Written task →
Write out each of the rows below word for word, omitting the pictures.

(Element and region listings)
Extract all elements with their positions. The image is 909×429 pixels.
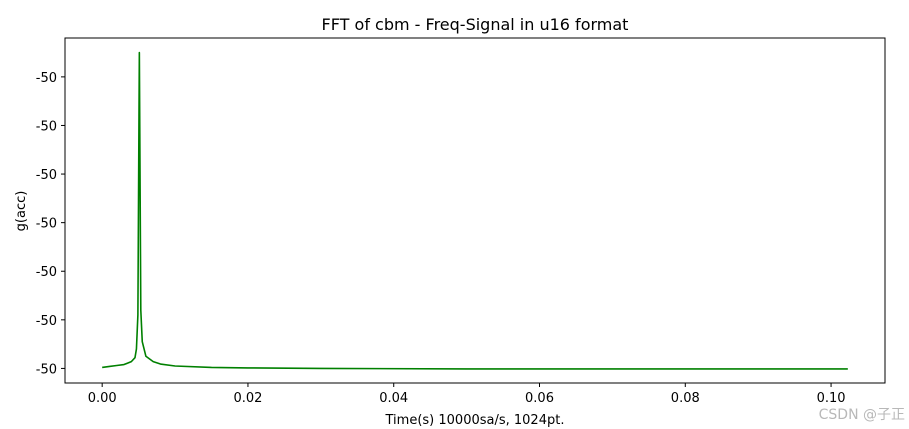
chart-title: FFT of cbm - Freq-Signal in u16 format <box>322 15 629 34</box>
x-tick-label: 0.04 <box>379 391 408 406</box>
plot-area <box>64 37 886 384</box>
x-tick-label: 0.10 <box>817 391 846 406</box>
y-tick-label: -50 <box>36 119 57 134</box>
watermark: CSDN @子正 <box>819 407 905 423</box>
y-tick-label: -50 <box>36 168 57 183</box>
y-tick-label: -50 <box>36 362 57 377</box>
y-tick-label: -50 <box>36 314 57 329</box>
x-axis-label: Time(s) 10000sa/s, 1024pt. <box>385 413 565 428</box>
x-tick-label: 0.06 <box>525 391 554 406</box>
x-tick-label: 0.02 <box>233 391 262 406</box>
x-tick-label: 0.00 <box>88 391 117 406</box>
y-tick-label: -50 <box>36 71 57 86</box>
series-line <box>102 51 848 370</box>
y-tick-label: -50 <box>36 217 57 232</box>
x-tick-label: 0.08 <box>671 391 700 406</box>
y-tick-label: -50 <box>36 265 57 280</box>
y-axis-label: g(acc) <box>14 191 29 232</box>
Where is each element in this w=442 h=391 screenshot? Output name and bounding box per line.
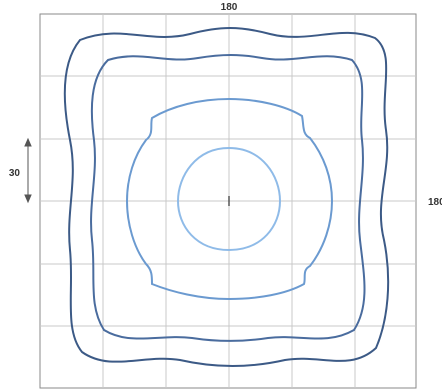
inner-contour — [125, 97, 334, 301]
grid — [40, 14, 416, 388]
second-contour — [90, 54, 366, 342]
outer-contour — [63, 27, 390, 367]
top-dimension-label: 180 — [221, 2, 238, 13]
core-contour — [176, 146, 282, 252]
dimension-arrow — [24, 137, 32, 204]
left-dimension-label: 30 — [9, 168, 21, 179]
right-dimension-label: 180 — [428, 197, 442, 208]
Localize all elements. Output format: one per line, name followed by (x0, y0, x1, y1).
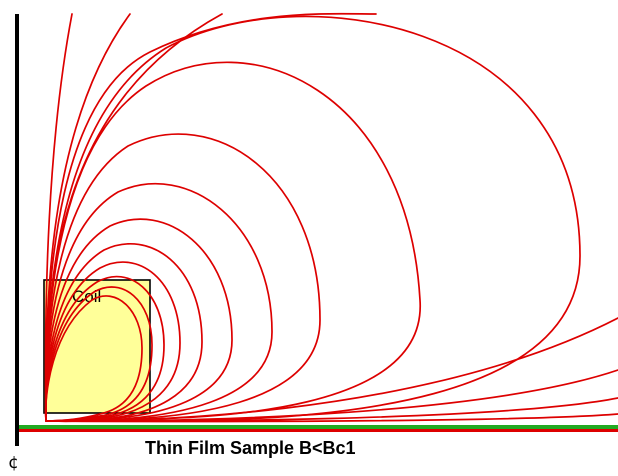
field-lines (44, 12, 618, 423)
field-line (44, 218, 233, 423)
sample-label: Thin Film Sample B<Bc1 (145, 438, 356, 458)
field-line (45, 413, 618, 423)
thin-film-sample (19, 425, 618, 432)
field-line (44, 275, 165, 422)
field-line (45, 12, 377, 422)
field-line (44, 261, 181, 422)
field-line (44, 295, 143, 422)
field-line (44, 286, 153, 422)
centerline-symbol: ¢ (8, 453, 19, 473)
sample-bottom-layer (19, 429, 618, 432)
sample-top-layer (19, 425, 618, 429)
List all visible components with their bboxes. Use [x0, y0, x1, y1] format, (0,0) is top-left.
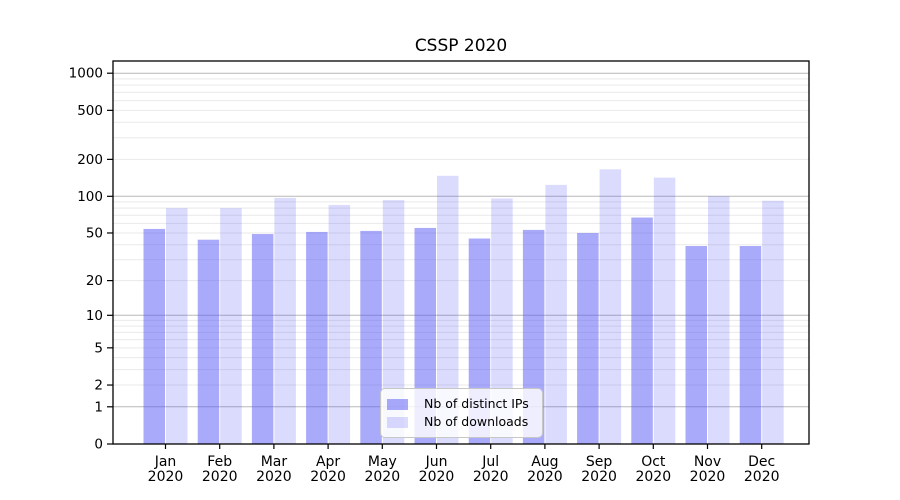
- legend-swatch-downloads: [387, 416, 408, 428]
- svg-text:2020: 2020: [256, 469, 292, 485]
- svg-text:Aug: Aug: [531, 454, 558, 470]
- legend-label-downloads: Nb of downloads: [424, 414, 529, 429]
- svg-text:Jun: Jun: [425, 454, 448, 470]
- bar-downloads-oct: [653, 177, 676, 444]
- svg-text:1000: 1000: [69, 66, 103, 82]
- bar-ips-sep: [577, 232, 599, 444]
- svg-text:2020: 2020: [635, 469, 671, 485]
- bar-downloads-aug: [545, 184, 567, 445]
- svg-text:200: 200: [77, 152, 103, 168]
- bar-downloads-sep: [599, 169, 622, 445]
- legend-item-downloads: Nb of downloads: [387, 414, 534, 430]
- legend: Nb of distinct IPs Nb of downloads: [380, 388, 543, 438]
- svg-text:Jul: Jul: [481, 454, 499, 470]
- bar-downloads-dec: [762, 200, 784, 444]
- svg-text:0: 0: [94, 437, 103, 453]
- svg-text:Feb: Feb: [207, 454, 232, 470]
- svg-text:5: 5: [94, 340, 103, 356]
- bar-ips-may: [360, 230, 382, 444]
- svg-text:Nov: Nov: [694, 454, 721, 470]
- bar-ips-nov: [685, 246, 707, 444]
- svg-text:Dec: Dec: [748, 454, 775, 470]
- svg-text:2020: 2020: [473, 469, 509, 485]
- svg-text:50: 50: [86, 225, 103, 241]
- svg-text:Mar: Mar: [261, 454, 288, 470]
- svg-text:2020: 2020: [364, 469, 400, 485]
- legend-label-distinct-ips: Nb of distinct IPs: [424, 396, 529, 411]
- svg-text:2020: 2020: [310, 469, 346, 485]
- bar-downloads-jan: [166, 208, 188, 444]
- bar-ips-apr: [306, 231, 328, 444]
- grid-minor: [113, 78, 809, 386]
- svg-text:2020: 2020: [148, 469, 184, 485]
- bar-ips-dec: [739, 246, 762, 444]
- bar-downloads-jul: [491, 198, 513, 444]
- svg-text:100: 100: [77, 189, 103, 205]
- svg-text:2020: 2020: [527, 469, 563, 485]
- bar-ips-oct: [631, 217, 653, 444]
- bar-downloads-jun: [437, 175, 459, 444]
- plot-border: [112, 60, 810, 445]
- bar-downloads-nov: [708, 196, 730, 444]
- svg-text:2020: 2020: [744, 469, 780, 485]
- bar-downloads-mar: [274, 197, 296, 444]
- svg-text:May: May: [368, 454, 397, 470]
- svg-text:20: 20: [86, 273, 103, 289]
- chart-title: CSSP 2020: [415, 36, 507, 56]
- svg-text:500: 500: [77, 103, 103, 119]
- bar-downloads-feb: [220, 208, 242, 444]
- legend-swatch-distinct-ips: [387, 398, 408, 410]
- bar-ips-feb: [197, 239, 220, 444]
- y-axis: 0 1 2 5 10 20 50 100 200 500 1000: [69, 66, 113, 453]
- legend-item-distinct-ips: Nb of distinct IPs: [387, 396, 534, 412]
- bar-downloads-apr: [328, 204, 351, 444]
- bar-downloads-may: [382, 200, 405, 444]
- svg-text:Oct: Oct: [641, 454, 666, 470]
- bar-ips-mar: [251, 234, 274, 444]
- svg-text:10: 10: [86, 308, 103, 324]
- svg-text:Jan: Jan: [154, 454, 177, 470]
- x-axis: Jan2020Feb2020Mar2020Apr2020May2020Jun20…: [148, 444, 780, 485]
- svg-text:2020: 2020: [690, 469, 726, 485]
- svg-text:2020: 2020: [581, 469, 617, 485]
- svg-text:2020: 2020: [419, 469, 455, 485]
- svg-text:1: 1: [94, 399, 103, 415]
- bar-ips-jan: [143, 228, 165, 444]
- svg-text:Apr: Apr: [316, 454, 340, 470]
- svg-text:Sep: Sep: [586, 454, 613, 470]
- svg-text:2020: 2020: [202, 469, 238, 485]
- svg-text:2: 2: [94, 378, 103, 394]
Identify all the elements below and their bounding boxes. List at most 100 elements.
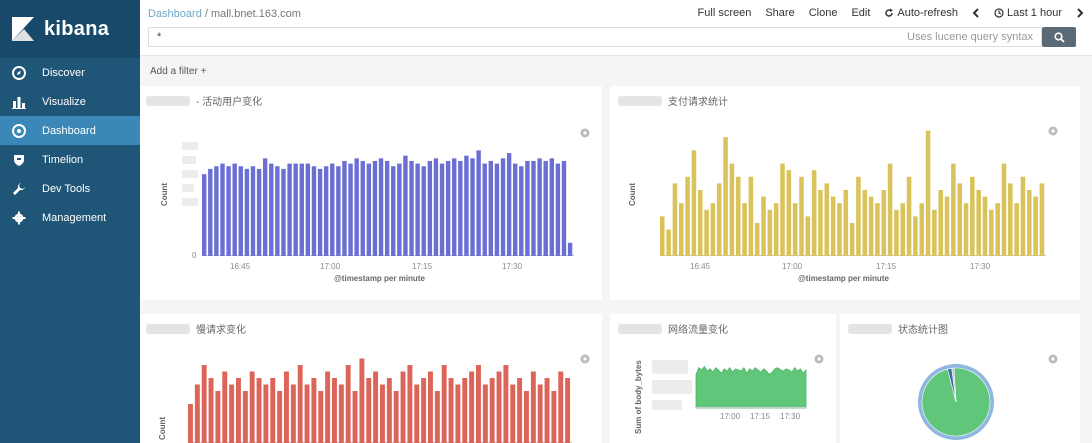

Task output →
Extract all elements with their positions. The image is 909×429 pixels.
chart-title: FFT of cbm - Freq-Signal in u16 format <box>322 15 629 34</box>
x-tick-label: 0.04 <box>379 391 408 406</box>
plot-area <box>64 37 886 384</box>
x-tick-label: 0.10 <box>817 391 846 406</box>
y-tick-label: -50 <box>36 119 57 134</box>
watermark: CSDN @子正 <box>819 407 905 423</box>
y-tick-label: -50 <box>36 168 57 183</box>
y-tick-label: -50 <box>36 362 57 377</box>
y-tick-label: -50 <box>36 314 57 329</box>
x-axis-label: Time(s) 10000sa/s, 1024pt. <box>385 413 565 428</box>
x-tick-label: 0.06 <box>525 391 554 406</box>
x-tick-label: 0.02 <box>233 391 262 406</box>
x-tick-label: 0.00 <box>88 391 117 406</box>
y-tick-label: -50 <box>36 71 57 86</box>
series-line <box>102 51 848 370</box>
y-tick-label: -50 <box>36 217 57 232</box>
x-tick-label: 0.08 <box>671 391 700 406</box>
y-tick-label: -50 <box>36 265 57 280</box>
y-axis-label: g(acc) <box>14 191 29 232</box>
Where is each element in this w=442 h=391 screenshot? Output name and bounding box per line.
inner-contour — [125, 97, 334, 301]
grid — [40, 14, 416, 388]
second-contour — [90, 54, 366, 342]
outer-contour — [63, 27, 390, 367]
top-dimension-label: 180 — [221, 2, 238, 13]
core-contour — [176, 146, 282, 252]
dimension-arrow — [24, 137, 32, 204]
left-dimension-label: 30 — [9, 168, 21, 179]
right-dimension-label: 180 — [428, 197, 442, 208]
Localize all elements. Output format: one per line, name followed by (x0, y0, x1, y1).
field-lines (44, 12, 618, 423)
field-line (44, 218, 233, 423)
sample-label: Thin Film Sample B<Bc1 (145, 438, 356, 458)
field-line (45, 413, 618, 423)
thin-film-sample (19, 425, 618, 432)
field-line (44, 275, 165, 422)
field-line (45, 12, 377, 422)
field-line (44, 261, 181, 422)
field-line (44, 295, 143, 422)
field-line (44, 286, 153, 422)
centerline-symbol: ¢ (8, 453, 19, 473)
sample-bottom-layer (19, 429, 618, 432)
sample-top-layer (19, 425, 618, 429)
List all visible components with their bboxes. Use [x0, y0, x1, y1] format, (0,0) is top-left.
- legend-swatch-downloads: [387, 416, 408, 428]
- svg-text:2020: 2020: [256, 469, 292, 485]
- svg-text:Aug: Aug: [531, 454, 558, 470]
- legend-label-downloads: Nb of downloads: [424, 414, 529, 429]
- svg-text:Jun: Jun: [425, 454, 448, 470]
- bar-downloads-oct: [653, 177, 676, 444]
- svg-text:1000: 1000: [69, 66, 103, 82]
- bar-ips-sep: [577, 232, 599, 444]
- svg-text:2020: 2020: [635, 469, 671, 485]
- bar-downloads-aug: [545, 184, 567, 445]
- svg-text:200: 200: [77, 152, 103, 168]
- bar-downloads-sep: [599, 169, 622, 445]
- legend-item-downloads: Nb of downloads: [387, 414, 534, 430]
- legend: Nb of distinct IPs Nb of downloads: [380, 388, 543, 438]
- svg-text:Jul: Jul: [481, 454, 499, 470]
- bar-downloads-dec: [762, 200, 784, 444]
- svg-text:0: 0: [94, 437, 103, 453]
- svg-text:Feb: Feb: [207, 454, 232, 470]
- svg-text:5: 5: [94, 340, 103, 356]
- bar-ips-may: [360, 230, 382, 444]
- svg-text:Nov: Nov: [694, 454, 721, 470]
- bar-ips-nov: [685, 246, 707, 444]
- svg-text:Dec: Dec: [748, 454, 775, 470]
- svg-text:2020: 2020: [473, 469, 509, 485]
- svg-text:50: 50: [86, 225, 103, 241]
- svg-text:Mar: Mar: [261, 454, 288, 470]
- svg-text:2020: 2020: [364, 469, 400, 485]
- legend-label-distinct-ips: Nb of distinct IPs: [424, 396, 529, 411]
- svg-text:2020: 2020: [310, 469, 346, 485]
- bar-downloads-jan: [166, 208, 188, 444]
- bar-ips-apr: [306, 231, 328, 444]
- grid-minor: [113, 78, 809, 386]
- svg-text:2020: 2020: [148, 469, 184, 485]
- bar-ips-dec: [739, 246, 762, 444]
- bar-downloads-jul: [491, 198, 513, 444]
- svg-text:100: 100: [77, 189, 103, 205]
- svg-text:2020: 2020: [527, 469, 563, 485]
- bar-ips-oct: [631, 217, 653, 444]
- bar-downloads-jun: [437, 175, 459, 444]
- plot-border: [112, 60, 810, 445]
- bar-downloads-nov: [708, 196, 730, 444]
- svg-text:2020: 2020: [744, 469, 780, 485]
- bar-downloads-mar: [274, 197, 296, 444]
- svg-text:May: May: [368, 454, 397, 470]
- svg-text:20: 20: [86, 273, 103, 289]
- chart-title: CSSP 2020: [415, 36, 507, 56]
- svg-text:500: 500: [77, 103, 103, 119]
- bar-downloads-feb: [220, 208, 242, 444]
- legend-swatch-distinct-ips: [387, 398, 408, 410]
- bar-ips-feb: [197, 239, 220, 444]
- y-axis: 0 1 2 5 10 20 50 100 200 500 1000: [69, 66, 113, 453]
- legend-item-distinct-ips: Nb of distinct IPs: [387, 396, 534, 412]
- bar-downloads-apr: [328, 204, 351, 444]
- bar-downloads-may: [382, 200, 405, 444]
- svg-text:Oct: Oct: [641, 454, 666, 470]
- bar-ips-mar: [251, 234, 274, 444]
- svg-text:10: 10: [86, 308, 103, 324]
- svg-text:Jan: Jan: [154, 454, 177, 470]
- x-axis: Jan2020Feb2020Mar2020Apr2020May2020Jun20…: [148, 444, 780, 485]
- svg-text:2020: 2020: [690, 469, 726, 485]
- svg-text:2020: 2020: [581, 469, 617, 485]
- svg-text:2020: 2020: [419, 469, 455, 485]
- svg-text:1: 1: [94, 399, 103, 415]
- bar-ips-jan: [143, 228, 165, 444]
- svg-text:Apr: Apr: [316, 454, 340, 470]
- svg-text:Sep: Sep: [586, 454, 613, 470]
- svg-text:2020: 2020: [202, 469, 238, 485]
- svg-text:2: 2: [94, 378, 103, 394]
Identify all the elements below and their bounding boxes. List at most 100 elements.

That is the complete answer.